**Page excerpt**
● ● ● ● ● ● ●
Tracy Hickman on Battle Cry: Prior to playing this game, I imagined that all wargames needed to take a long time to play, but the Command and Colors system utilized in this game proved me wrong. The rules are simple and swift, the game almost takes longer to set up than play, and you can simulate numerous battles of the Civil War in an afternoon. This game is why I bought Battlelore.
- Philip Reed on BattleTech: My parents would have been happier if I hadn't discovered this game my Junior year of high school. Between work, baseball, and BattleTech, I didn't spend a lot of time with family. I still have yet to play the game with miniatures instead of cardboard stand ups though.
- Justin Achilli on Blood Bowl: The most recent edition, especially whatever digital rulebook is currently available, might be the most balanced and fastest playing version, but give me the crazy Second Edition with the Astrogranite gameboard and the crazy expansion books any day of the week. I want to roll numbers, not symbols. I just think the second edition did a better job of conveying the background and feel of the game, and that's why I keep coming back.
● ● ● ● ● ● ●
**Given records**
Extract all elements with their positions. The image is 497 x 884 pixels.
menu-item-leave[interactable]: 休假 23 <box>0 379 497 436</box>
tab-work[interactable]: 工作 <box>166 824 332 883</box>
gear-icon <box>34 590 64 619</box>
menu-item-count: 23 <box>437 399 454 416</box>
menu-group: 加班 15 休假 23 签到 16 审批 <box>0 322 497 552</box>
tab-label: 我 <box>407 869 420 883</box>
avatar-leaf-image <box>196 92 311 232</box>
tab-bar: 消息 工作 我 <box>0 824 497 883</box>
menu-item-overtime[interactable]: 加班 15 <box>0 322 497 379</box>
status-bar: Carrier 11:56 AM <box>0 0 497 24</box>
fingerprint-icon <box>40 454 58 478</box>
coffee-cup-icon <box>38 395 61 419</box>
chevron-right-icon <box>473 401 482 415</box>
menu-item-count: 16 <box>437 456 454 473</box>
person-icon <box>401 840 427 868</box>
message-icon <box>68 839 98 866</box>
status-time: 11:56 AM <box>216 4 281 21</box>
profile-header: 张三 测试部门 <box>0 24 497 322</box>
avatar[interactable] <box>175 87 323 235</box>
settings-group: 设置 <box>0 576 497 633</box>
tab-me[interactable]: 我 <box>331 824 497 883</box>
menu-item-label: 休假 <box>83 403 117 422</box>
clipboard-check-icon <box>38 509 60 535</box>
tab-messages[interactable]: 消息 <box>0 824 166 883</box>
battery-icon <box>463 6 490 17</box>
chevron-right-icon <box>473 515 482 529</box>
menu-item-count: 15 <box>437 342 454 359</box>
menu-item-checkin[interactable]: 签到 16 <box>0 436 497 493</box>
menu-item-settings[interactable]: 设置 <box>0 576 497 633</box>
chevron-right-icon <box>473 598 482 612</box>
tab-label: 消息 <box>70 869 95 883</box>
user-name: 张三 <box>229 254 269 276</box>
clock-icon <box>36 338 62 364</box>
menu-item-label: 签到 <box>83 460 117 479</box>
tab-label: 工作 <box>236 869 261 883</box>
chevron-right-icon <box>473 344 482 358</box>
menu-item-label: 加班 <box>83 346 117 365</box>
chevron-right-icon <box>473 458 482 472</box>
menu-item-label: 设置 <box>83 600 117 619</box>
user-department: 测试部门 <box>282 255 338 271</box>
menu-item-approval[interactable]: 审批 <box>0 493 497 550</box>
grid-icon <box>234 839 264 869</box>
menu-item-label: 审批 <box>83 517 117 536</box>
● ● ● ● ● ● ●
**Required actions**
a: Give again, word for word, the part of the game comments that opens with the words "Tracy Hickman on" and closes with "I bought Battlelore.".
b: Sum up the game comments in three sentences.

**Solutions to each task**
a:
Tracy Hickman on Battle Cry: Prior to playing this game, I imagined that all wargames needed to take a long time to play, but the Command and Colors system utilized in this game proved me wrong. The rules are simple and swift, the game almost takes longer to set up than play, and you can simulate numerous battles of the Civil War in an afternoon. This game is why I bought Battlelore.

b: Tracy Hickman says Battle Cry's Command and Colors system, with its simple, swift rules, showed that wargames need not take a long time to play, and that this game is why Hickman bought Battlelore. Philip Reed discovered BattleTech in the junior year of high school, spent little time with family as a result, and has yet to play it with miniatures instead of cardboard stand-ups. Justin Achilli grants that the most recent Blood Bowl edition might be the most balanced and fastest playing, but prefers the Second Edition for doing a better job of conveying the game's background and feel.